Figure dataset records:

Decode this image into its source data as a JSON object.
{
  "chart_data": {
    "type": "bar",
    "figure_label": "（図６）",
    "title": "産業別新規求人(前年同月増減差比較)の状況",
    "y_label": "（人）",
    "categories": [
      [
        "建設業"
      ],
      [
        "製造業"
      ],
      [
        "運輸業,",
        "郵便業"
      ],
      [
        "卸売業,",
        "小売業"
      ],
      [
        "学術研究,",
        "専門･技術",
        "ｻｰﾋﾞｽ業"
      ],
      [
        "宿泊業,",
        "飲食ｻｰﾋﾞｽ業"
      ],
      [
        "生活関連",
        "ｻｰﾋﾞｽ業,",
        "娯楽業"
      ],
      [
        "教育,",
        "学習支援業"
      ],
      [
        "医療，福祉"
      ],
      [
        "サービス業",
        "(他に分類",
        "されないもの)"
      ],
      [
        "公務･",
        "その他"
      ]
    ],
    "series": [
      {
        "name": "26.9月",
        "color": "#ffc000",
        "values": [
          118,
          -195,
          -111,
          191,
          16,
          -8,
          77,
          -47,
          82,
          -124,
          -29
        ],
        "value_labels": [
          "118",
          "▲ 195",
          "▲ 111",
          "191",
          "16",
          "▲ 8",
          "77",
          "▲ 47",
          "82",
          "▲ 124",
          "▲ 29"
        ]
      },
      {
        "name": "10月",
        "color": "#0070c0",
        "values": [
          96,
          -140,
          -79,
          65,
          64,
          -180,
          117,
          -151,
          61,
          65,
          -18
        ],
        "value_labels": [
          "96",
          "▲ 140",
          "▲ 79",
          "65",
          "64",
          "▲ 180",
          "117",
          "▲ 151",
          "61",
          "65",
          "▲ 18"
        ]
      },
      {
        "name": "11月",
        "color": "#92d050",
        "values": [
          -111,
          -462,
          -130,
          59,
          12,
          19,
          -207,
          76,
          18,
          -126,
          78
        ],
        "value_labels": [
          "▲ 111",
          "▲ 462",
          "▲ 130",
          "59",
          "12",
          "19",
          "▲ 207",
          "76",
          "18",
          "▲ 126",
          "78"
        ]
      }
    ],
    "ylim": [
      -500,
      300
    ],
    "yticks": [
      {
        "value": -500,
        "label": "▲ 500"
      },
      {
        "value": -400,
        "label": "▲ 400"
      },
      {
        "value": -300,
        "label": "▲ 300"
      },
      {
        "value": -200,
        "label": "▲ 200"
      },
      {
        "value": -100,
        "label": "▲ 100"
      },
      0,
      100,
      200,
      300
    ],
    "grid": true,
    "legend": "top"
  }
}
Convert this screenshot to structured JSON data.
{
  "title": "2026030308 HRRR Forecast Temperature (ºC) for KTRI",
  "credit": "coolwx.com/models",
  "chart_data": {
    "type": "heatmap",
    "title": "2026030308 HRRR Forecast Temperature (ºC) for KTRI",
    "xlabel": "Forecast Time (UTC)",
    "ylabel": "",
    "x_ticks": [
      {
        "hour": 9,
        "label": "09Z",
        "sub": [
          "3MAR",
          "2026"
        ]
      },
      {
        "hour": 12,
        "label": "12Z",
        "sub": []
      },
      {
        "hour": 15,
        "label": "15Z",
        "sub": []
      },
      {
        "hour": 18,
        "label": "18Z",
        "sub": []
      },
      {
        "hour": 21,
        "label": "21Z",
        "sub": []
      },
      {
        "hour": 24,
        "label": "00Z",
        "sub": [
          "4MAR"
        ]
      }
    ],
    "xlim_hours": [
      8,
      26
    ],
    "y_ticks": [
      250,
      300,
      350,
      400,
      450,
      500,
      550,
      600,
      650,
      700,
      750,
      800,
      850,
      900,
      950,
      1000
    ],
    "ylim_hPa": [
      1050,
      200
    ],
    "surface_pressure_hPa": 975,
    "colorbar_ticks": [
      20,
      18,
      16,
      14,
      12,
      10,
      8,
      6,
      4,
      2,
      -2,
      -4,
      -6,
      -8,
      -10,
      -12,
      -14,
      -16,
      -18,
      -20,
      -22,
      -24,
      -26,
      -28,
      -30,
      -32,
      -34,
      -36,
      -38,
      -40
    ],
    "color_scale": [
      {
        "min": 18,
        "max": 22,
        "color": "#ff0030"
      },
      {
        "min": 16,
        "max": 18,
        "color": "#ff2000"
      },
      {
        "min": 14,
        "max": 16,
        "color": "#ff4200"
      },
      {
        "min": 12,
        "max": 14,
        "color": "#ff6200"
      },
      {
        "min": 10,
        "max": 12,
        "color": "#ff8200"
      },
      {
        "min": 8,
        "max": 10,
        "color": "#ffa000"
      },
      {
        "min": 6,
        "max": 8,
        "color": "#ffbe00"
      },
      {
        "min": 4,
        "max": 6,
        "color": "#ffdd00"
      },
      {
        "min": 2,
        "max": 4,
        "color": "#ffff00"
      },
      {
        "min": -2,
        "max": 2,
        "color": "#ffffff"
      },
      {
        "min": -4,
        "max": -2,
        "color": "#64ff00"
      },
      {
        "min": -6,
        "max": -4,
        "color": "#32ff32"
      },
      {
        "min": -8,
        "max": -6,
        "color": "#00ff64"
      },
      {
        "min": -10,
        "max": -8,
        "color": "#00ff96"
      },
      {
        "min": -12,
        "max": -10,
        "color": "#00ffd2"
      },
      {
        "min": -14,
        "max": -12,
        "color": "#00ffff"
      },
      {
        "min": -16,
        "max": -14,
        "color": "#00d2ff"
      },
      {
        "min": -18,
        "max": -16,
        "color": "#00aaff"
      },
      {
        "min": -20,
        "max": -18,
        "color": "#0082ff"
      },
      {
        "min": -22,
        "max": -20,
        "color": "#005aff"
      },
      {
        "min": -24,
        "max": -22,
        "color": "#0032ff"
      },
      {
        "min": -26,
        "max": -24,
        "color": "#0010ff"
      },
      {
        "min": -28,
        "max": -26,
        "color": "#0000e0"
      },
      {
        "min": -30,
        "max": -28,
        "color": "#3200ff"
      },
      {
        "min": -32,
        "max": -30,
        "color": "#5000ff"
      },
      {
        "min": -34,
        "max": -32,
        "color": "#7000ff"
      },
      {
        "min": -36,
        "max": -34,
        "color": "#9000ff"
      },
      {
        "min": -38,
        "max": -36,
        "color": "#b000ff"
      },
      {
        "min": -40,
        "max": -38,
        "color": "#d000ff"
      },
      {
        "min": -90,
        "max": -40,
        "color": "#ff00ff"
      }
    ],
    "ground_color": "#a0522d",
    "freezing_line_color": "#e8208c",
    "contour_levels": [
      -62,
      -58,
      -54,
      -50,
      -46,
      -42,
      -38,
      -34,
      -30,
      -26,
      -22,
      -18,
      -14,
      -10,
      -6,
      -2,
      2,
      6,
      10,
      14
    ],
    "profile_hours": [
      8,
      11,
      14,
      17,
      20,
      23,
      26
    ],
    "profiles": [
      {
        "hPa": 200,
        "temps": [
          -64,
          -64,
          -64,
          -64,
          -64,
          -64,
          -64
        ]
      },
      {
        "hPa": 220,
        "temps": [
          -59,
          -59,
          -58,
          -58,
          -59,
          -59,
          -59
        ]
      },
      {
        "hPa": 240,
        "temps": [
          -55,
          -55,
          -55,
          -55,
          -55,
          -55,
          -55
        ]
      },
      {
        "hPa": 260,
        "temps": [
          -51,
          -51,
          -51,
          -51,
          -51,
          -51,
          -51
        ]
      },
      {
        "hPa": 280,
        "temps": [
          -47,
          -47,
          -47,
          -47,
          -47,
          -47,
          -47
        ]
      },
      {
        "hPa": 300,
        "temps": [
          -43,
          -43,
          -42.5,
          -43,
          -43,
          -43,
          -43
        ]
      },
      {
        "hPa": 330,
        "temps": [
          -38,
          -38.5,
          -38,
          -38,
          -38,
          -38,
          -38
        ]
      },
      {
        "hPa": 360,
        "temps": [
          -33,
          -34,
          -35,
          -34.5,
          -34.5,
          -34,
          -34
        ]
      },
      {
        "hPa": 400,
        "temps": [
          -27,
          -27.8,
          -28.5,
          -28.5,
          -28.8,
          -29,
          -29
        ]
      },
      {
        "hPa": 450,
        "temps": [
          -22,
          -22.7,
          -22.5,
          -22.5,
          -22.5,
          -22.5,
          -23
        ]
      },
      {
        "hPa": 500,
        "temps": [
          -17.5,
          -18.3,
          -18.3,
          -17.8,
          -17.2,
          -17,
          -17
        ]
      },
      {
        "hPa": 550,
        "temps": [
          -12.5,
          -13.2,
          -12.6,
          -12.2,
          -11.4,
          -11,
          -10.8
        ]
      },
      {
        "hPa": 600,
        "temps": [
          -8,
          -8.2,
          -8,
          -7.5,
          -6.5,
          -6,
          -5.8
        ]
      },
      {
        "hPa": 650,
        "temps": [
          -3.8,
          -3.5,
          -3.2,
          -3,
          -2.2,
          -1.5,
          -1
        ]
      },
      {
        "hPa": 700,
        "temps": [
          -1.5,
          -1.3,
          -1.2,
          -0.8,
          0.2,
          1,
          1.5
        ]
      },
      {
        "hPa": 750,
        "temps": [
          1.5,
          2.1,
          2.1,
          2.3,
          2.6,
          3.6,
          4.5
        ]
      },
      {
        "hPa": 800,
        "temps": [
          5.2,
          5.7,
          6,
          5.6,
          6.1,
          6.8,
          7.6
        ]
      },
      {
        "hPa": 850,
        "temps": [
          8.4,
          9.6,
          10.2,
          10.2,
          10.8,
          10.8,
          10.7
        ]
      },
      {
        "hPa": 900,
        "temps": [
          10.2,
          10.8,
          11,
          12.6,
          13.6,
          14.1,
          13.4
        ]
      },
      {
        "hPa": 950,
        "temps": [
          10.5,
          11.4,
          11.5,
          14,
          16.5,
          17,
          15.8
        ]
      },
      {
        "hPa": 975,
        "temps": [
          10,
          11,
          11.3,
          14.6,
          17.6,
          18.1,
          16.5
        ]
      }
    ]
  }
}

◆ **Exercise requirements**
Report the number of lines in the listing above that include the word "KTRI", and nothing else.

◆ **Output**
2